------ TASK DATA

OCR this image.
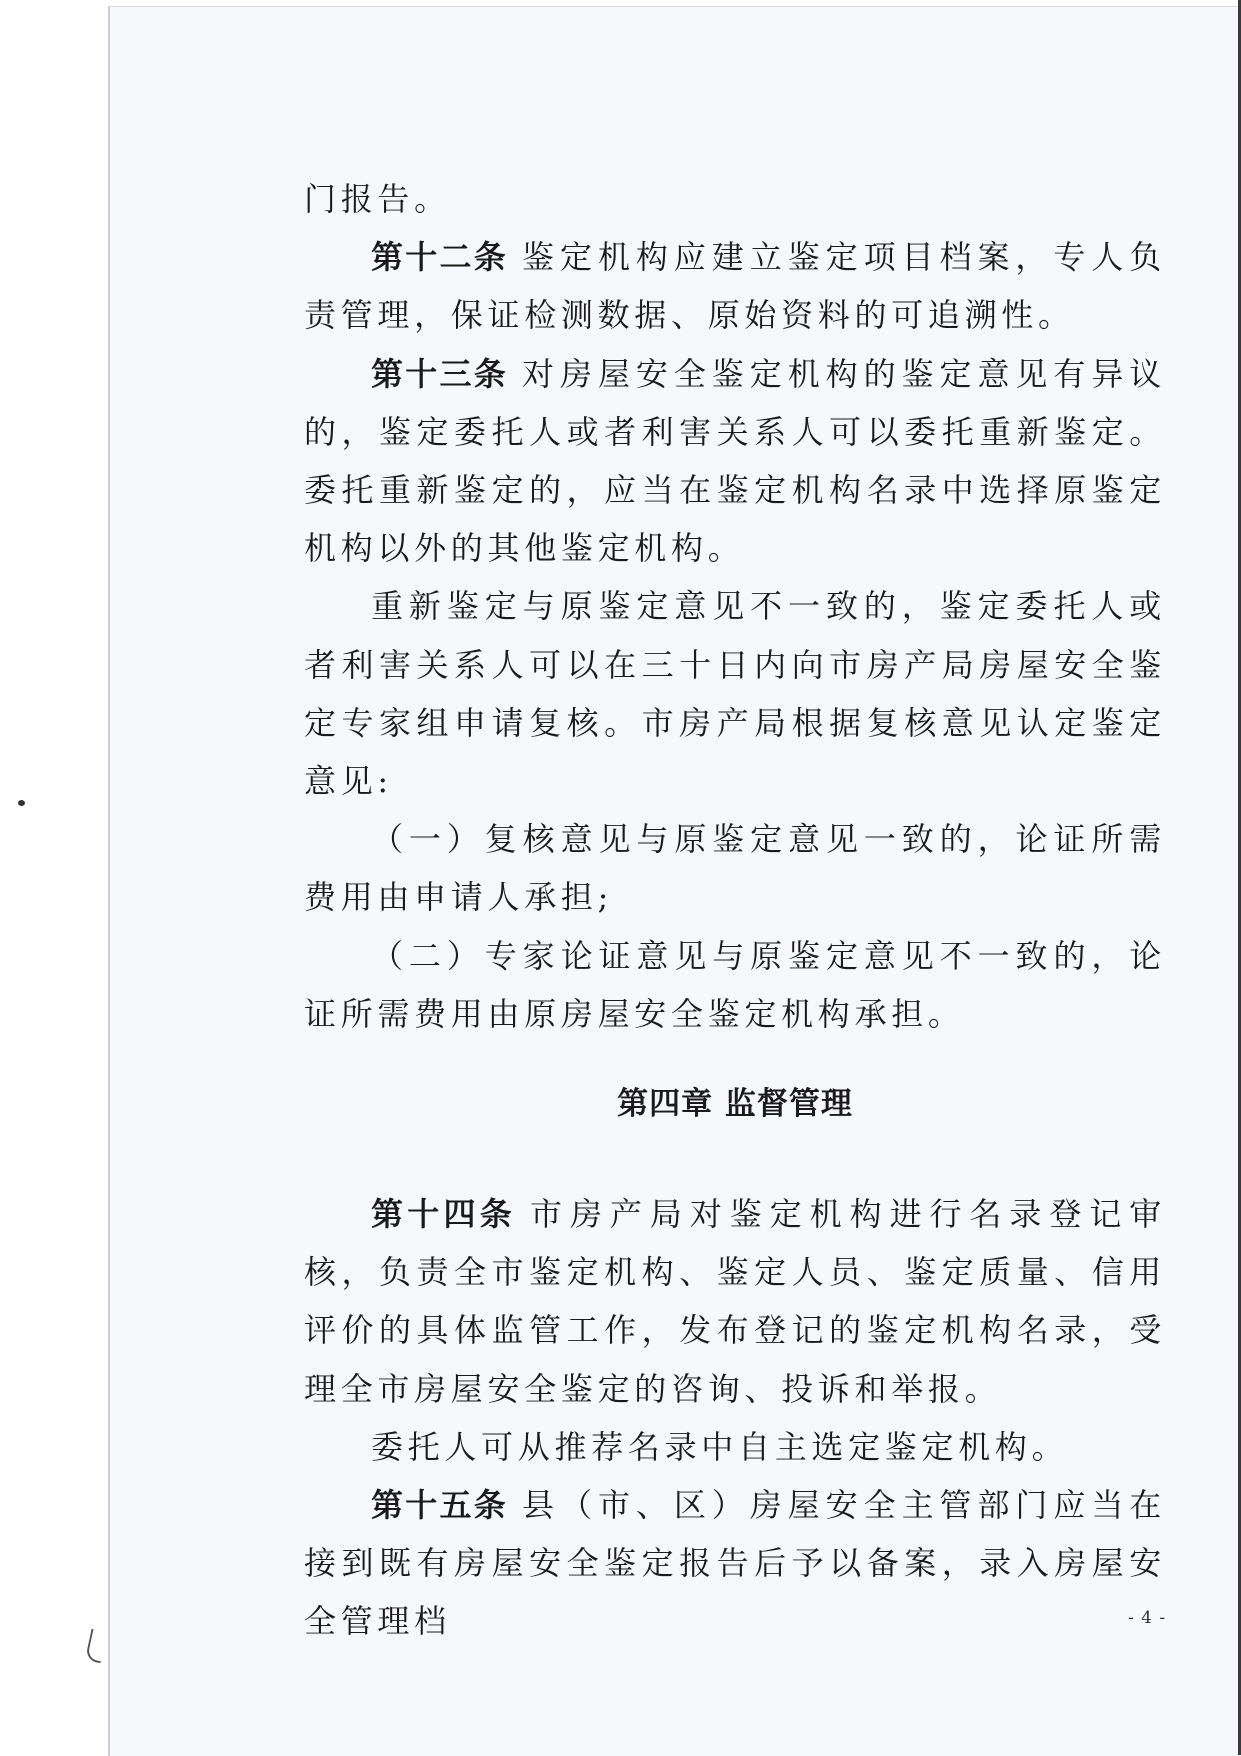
门报告。

第十二条 鉴定机构应建立鉴定项目档案，专人负责管理，保证检测数据、原始资料的可追溯性。

第十三条 对房屋安全鉴定机构的鉴定意见有异议的，鉴定委托人或者利害关系人可以委托重新鉴定。委托重新鉴定的，应当在鉴定机构名录中选择原鉴定机构以外的其他鉴定机构。

重新鉴定与原鉴定意见不一致的，鉴定委托人或者利害关系人可以在三十日内向市房产局房屋安全鉴定专家组申请复核。市房产局根据复核意见认定鉴定意见:

（一）复核意见与原鉴定意见一致的，论证所需费用由申请人承担;

（二）专家论证意见与原鉴定意见不一致的，论证所需费用由原房屋安全鉴定机构承担。

第四章 监督管理

第十四条 市房产局对鉴定机构进行名录登记审核，负责全市鉴定机构、鉴定人员、鉴定质量、信用评价的具体监管工作，发布登记的鉴定机构名录，受理全市房屋安全鉴定的咨询、投诉和举报。

委托人可从推荐名录中自主选定鉴定机构。

第十五条 县（市、区）房屋安全主管部门应当在接到既有房屋安全鉴定报告后予以备案，录入房屋安全管理档	- 4 -
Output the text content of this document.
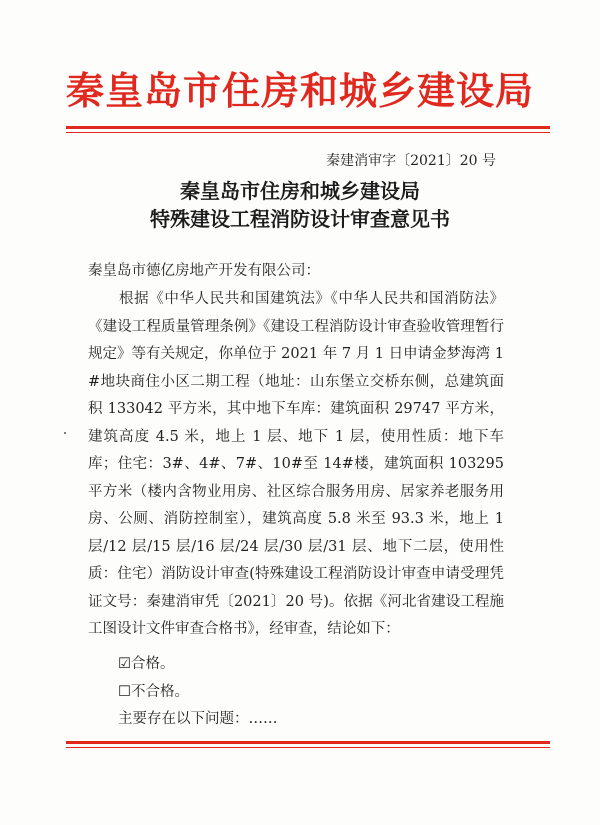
秦皇岛市住房和城乡建设局
秦建消审字〔2021〕20 号
秦皇岛市住房和城乡建设局
特殊建设工程消防设计审查意见书
秦皇岛市德亿房地产开发有限公司：
根据《中华人民共和国建筑法》《中华人民共和国消防法》《建设工程质量管理条例》《建设工程消防设计审查验收管理暂行规定》等有关规定，你单位于 2021 年 7 月 1 日申请金梦海湾 1#地块商住小区二期工程（地址：山东堡立交桥东侧，总建筑面积 133042 平方米，其中地下车库：建筑面积 29747 平方米，建筑高度 4.5 米，地上 1 层、地下 1 层，使用性质：地下车库；住宅：3#、4#、7#、10#至 14#楼，建筑面积 103295 平方米（楼内含物业用房、社区综合服务用房、居家养老服务用房、公厕、消防控制室），建筑高度 5.8 米至 93.3 米，地上 1 层/12 层/15 层/16 层/24 层/30 层/31 层、地下二层，使用性质：住宅）消防设计审查(特殊建设工程消防设计审查申请受理凭证文号：秦建消审凭〔2021〕20 号)。依据《河北省建设工程施工图设计文件审查合格书》，经审查，结论如下：
☑合格。
☐不合格。
主要存在以下问题：……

------------

◆ DIRECTIONS: In the records above, locate every line with the string "this" and copy it.

◆ SOLUTION:
OCR this image.
Output the text content of this document.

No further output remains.